◆ 请求 ◆
收集下列条目中所有包含字符串“different”的行，每行完整照抄。
##### 数据摘录 #####
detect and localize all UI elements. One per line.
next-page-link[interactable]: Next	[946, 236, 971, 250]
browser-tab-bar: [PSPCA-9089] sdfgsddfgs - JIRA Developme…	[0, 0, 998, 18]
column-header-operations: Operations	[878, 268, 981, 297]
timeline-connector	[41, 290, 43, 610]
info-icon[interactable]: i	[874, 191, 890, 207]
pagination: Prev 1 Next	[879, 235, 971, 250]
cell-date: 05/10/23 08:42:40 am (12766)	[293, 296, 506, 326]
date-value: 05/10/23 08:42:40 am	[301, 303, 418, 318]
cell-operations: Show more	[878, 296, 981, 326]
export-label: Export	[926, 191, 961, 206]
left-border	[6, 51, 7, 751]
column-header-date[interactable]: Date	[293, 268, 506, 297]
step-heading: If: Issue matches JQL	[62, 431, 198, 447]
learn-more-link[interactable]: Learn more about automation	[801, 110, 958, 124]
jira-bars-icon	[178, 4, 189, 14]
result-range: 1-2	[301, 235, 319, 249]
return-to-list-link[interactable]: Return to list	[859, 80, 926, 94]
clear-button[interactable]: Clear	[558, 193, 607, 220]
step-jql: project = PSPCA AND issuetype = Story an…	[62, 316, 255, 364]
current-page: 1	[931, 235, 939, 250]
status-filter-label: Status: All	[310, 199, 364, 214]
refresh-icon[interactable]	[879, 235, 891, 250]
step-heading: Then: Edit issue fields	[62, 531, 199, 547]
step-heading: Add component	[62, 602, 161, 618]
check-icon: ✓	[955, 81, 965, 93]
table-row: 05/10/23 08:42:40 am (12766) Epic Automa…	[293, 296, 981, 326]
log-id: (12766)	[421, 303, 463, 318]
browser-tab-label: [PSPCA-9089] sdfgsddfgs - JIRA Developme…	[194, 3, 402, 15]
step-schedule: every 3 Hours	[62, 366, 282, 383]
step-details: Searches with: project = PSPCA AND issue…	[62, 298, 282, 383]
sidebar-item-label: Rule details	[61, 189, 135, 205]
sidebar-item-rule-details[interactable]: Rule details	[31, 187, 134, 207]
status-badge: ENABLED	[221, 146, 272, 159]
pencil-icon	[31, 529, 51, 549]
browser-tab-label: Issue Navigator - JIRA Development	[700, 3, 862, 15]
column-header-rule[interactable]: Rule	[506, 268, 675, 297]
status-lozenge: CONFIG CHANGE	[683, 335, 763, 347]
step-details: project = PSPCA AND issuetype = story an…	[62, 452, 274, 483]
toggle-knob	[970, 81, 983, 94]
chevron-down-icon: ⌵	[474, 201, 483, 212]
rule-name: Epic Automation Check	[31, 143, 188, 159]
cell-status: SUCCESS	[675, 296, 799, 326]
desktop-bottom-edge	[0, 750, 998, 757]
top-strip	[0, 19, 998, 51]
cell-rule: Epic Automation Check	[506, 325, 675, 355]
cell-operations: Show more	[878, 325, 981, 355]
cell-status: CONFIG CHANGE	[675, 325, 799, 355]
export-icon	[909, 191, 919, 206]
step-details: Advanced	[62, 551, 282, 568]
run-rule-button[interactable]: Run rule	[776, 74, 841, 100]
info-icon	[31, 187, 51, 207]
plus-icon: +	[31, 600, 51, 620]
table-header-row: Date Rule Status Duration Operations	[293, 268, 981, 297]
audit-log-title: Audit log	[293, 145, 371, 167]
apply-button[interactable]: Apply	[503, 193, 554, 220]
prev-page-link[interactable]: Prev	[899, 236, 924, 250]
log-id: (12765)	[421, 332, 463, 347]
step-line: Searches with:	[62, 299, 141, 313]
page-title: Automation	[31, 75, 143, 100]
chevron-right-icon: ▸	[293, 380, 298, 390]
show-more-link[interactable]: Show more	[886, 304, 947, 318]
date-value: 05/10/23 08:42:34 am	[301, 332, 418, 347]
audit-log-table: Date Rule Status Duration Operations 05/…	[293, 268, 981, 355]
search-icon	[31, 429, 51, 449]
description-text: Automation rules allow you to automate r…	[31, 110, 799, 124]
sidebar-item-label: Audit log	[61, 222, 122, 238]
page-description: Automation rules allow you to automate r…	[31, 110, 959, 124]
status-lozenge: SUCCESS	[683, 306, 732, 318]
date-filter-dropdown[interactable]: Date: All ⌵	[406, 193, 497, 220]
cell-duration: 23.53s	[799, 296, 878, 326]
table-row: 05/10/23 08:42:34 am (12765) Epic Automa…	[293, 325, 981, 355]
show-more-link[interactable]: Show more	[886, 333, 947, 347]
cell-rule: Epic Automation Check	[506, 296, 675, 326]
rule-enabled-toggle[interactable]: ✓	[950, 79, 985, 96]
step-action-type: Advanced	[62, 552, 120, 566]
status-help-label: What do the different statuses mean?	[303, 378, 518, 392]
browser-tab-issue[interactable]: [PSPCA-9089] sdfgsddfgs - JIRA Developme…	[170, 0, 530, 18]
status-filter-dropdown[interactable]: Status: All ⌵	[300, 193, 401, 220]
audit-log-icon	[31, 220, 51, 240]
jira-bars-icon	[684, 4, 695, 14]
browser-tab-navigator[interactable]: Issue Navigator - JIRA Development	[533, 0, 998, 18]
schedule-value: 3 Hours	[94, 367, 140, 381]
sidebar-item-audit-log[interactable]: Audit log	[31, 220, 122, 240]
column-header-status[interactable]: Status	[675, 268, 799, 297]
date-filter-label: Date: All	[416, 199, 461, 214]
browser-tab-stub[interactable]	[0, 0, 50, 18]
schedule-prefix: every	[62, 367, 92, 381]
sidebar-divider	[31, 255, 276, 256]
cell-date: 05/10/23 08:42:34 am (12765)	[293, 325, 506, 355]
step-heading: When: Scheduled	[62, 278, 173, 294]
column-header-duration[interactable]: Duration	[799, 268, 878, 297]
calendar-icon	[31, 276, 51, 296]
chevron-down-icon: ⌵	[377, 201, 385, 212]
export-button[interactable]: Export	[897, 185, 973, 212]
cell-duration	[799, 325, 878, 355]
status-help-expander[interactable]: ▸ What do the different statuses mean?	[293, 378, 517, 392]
#####
◆ 本题答案 ◆
status-help-label: What do the different statuses mean?	[303, 378, 518, 392]
status-help-expander[interactable]: ▸ What do the different statuses mean?	[293, 378, 517, 392]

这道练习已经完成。